= Written request =
Repeat every record below exactly, leaving out the pictures.

===== Input material =====

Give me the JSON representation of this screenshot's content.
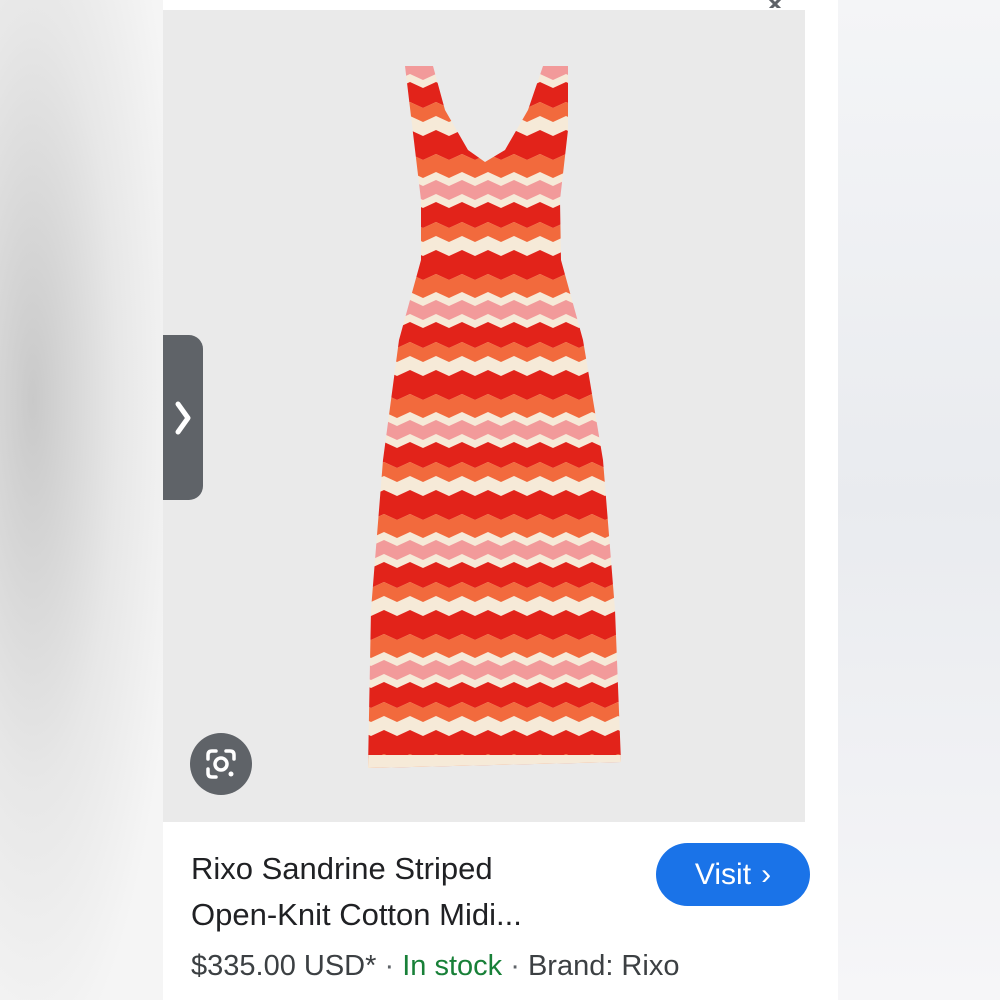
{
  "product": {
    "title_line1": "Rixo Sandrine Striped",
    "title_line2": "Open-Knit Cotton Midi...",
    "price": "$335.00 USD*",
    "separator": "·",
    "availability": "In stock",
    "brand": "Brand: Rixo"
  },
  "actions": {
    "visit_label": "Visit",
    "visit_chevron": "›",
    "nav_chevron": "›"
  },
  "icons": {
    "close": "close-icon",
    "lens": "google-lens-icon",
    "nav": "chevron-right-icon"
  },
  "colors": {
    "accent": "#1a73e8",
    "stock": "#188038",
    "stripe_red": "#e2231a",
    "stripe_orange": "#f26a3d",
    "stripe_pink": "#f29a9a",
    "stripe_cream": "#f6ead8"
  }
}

=====

= The completed task =
Give me the JSON representation of this screenshot's content.
{
  "product": {
    "title_line1": "Rixo Sandrine Striped",
    "title_line2": "Open-Knit Cotton Midi...",
    "price": "$335.00 USD*",
    "separator": "·",
    "availability": "In stock",
    "brand": "Brand: Rixo"
  },
  "actions": {
    "visit_label": "Visit",
    "visit_chevron": "›",
    "nav_chevron": "›"
  },
  "icons": {
    "close": "close-icon",
    "lens": "google-lens-icon",
    "nav": "chevron-right-icon"
  },
  "colors": {
    "accent": "#1a73e8",
    "stock": "#188038",
    "stripe_red": "#e2231a",
    "stripe_orange": "#f26a3d",
    "stripe_pink": "#f29a9a",
    "stripe_cream": "#f6ead8"
  }
}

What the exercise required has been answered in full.